* Start *

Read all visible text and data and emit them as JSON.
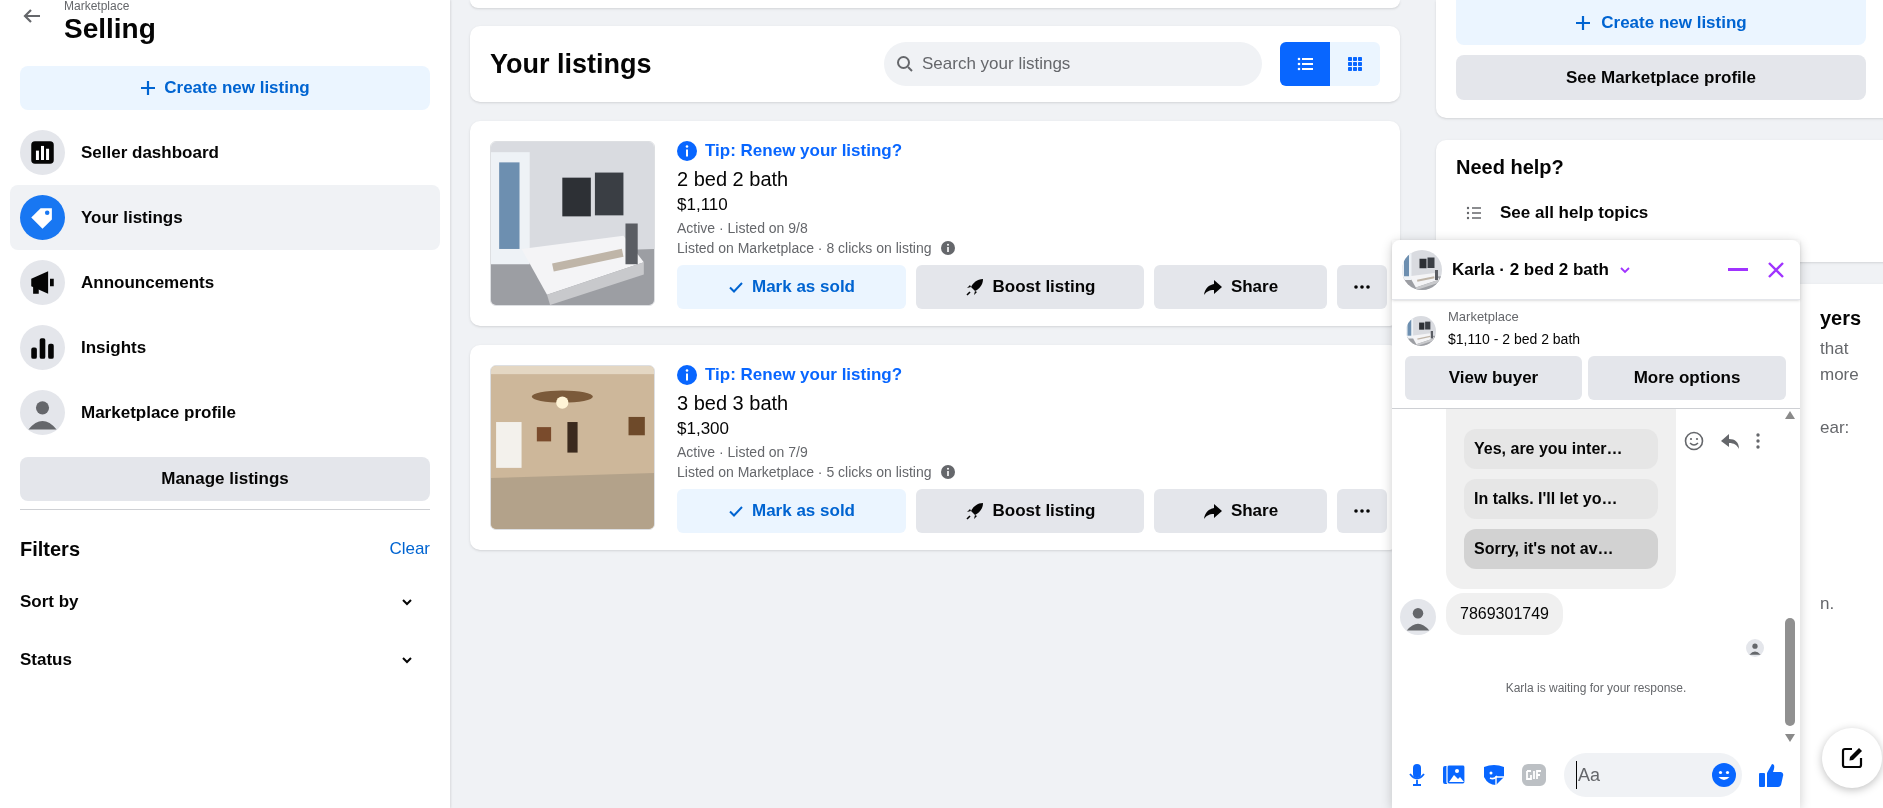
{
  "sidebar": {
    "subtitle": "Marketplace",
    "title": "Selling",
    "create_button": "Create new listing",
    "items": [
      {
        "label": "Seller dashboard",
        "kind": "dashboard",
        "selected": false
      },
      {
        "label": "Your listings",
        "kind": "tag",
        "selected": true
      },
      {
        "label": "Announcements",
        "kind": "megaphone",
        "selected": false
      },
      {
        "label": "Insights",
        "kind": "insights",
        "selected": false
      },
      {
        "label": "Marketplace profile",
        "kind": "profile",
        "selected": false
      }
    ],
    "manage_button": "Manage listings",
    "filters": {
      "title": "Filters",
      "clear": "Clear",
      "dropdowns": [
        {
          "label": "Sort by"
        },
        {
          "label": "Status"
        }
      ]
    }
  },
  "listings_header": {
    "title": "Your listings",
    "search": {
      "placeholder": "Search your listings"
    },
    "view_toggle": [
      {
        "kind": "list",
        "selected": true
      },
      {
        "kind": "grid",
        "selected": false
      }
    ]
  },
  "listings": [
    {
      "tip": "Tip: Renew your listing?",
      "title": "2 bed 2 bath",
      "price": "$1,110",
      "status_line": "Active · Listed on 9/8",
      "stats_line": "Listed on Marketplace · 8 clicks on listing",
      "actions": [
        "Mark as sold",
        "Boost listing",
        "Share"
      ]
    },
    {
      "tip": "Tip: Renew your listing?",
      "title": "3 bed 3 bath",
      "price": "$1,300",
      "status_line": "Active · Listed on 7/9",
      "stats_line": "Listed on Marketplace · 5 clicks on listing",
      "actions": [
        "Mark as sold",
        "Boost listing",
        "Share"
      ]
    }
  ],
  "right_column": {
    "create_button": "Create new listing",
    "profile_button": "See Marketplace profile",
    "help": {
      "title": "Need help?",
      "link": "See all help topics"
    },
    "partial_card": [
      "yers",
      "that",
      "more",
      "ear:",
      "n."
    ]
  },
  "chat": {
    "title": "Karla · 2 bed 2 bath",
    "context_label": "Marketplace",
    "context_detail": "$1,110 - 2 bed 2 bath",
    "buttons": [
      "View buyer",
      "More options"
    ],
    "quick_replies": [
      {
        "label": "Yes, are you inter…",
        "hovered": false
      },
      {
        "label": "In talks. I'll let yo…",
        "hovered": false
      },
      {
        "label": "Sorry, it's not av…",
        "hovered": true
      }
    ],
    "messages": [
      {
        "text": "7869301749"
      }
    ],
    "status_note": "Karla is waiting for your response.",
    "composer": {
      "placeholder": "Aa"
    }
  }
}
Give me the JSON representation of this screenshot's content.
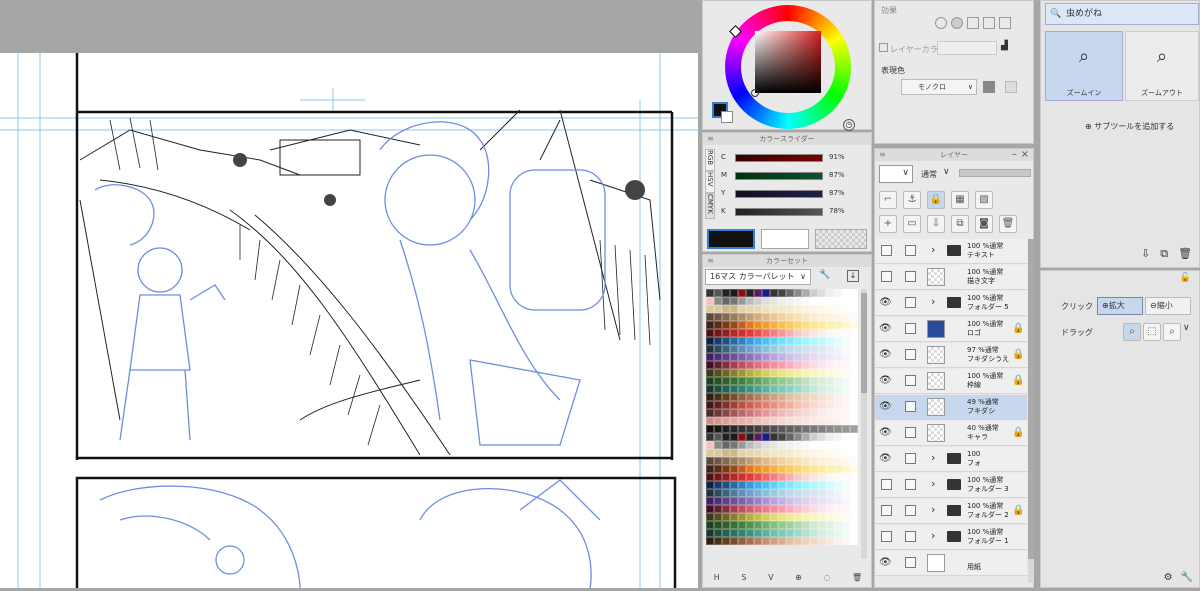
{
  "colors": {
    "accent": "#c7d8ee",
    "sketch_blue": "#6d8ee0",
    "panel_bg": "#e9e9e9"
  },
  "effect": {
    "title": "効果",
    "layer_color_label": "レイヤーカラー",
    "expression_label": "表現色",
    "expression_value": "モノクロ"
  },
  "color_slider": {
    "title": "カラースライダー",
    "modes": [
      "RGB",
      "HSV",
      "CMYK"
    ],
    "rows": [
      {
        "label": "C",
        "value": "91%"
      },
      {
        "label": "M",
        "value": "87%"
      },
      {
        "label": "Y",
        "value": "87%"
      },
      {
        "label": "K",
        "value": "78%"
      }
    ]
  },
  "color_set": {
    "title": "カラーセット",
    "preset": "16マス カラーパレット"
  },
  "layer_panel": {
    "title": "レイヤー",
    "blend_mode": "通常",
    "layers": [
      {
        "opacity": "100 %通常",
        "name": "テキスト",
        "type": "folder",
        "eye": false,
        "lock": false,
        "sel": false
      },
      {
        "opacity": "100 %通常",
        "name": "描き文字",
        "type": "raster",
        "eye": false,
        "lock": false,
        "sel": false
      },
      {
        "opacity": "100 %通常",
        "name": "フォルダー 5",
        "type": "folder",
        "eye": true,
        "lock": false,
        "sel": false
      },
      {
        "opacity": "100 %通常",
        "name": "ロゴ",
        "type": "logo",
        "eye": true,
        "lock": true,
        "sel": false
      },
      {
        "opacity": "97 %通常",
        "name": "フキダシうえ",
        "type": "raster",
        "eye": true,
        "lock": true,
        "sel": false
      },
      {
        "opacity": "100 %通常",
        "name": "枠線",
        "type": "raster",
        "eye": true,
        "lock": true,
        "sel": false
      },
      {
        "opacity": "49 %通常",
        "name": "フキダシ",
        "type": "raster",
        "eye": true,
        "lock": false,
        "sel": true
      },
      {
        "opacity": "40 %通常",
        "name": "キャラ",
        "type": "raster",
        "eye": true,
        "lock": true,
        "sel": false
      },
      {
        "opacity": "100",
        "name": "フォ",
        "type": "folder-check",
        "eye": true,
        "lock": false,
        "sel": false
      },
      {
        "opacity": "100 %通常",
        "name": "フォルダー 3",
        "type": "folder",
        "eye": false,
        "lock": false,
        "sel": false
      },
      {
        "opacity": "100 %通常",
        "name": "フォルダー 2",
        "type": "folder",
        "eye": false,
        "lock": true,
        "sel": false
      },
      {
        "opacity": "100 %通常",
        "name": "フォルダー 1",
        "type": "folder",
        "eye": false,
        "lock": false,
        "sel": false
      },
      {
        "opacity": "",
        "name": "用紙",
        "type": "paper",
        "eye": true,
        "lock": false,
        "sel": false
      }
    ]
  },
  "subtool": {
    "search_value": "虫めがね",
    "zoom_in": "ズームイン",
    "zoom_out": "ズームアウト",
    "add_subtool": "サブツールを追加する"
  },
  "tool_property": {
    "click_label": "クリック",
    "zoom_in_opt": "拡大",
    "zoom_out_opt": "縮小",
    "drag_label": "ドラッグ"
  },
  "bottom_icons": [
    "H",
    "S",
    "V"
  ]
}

* End *

EXERCISE: Copy every line of the records above that holds the word "profile".

SOLUTION TO THE PROBLEM:
        "label": "Marketplace profile",
        "kind": "profile",
    "profile_button": "See Marketplace profile",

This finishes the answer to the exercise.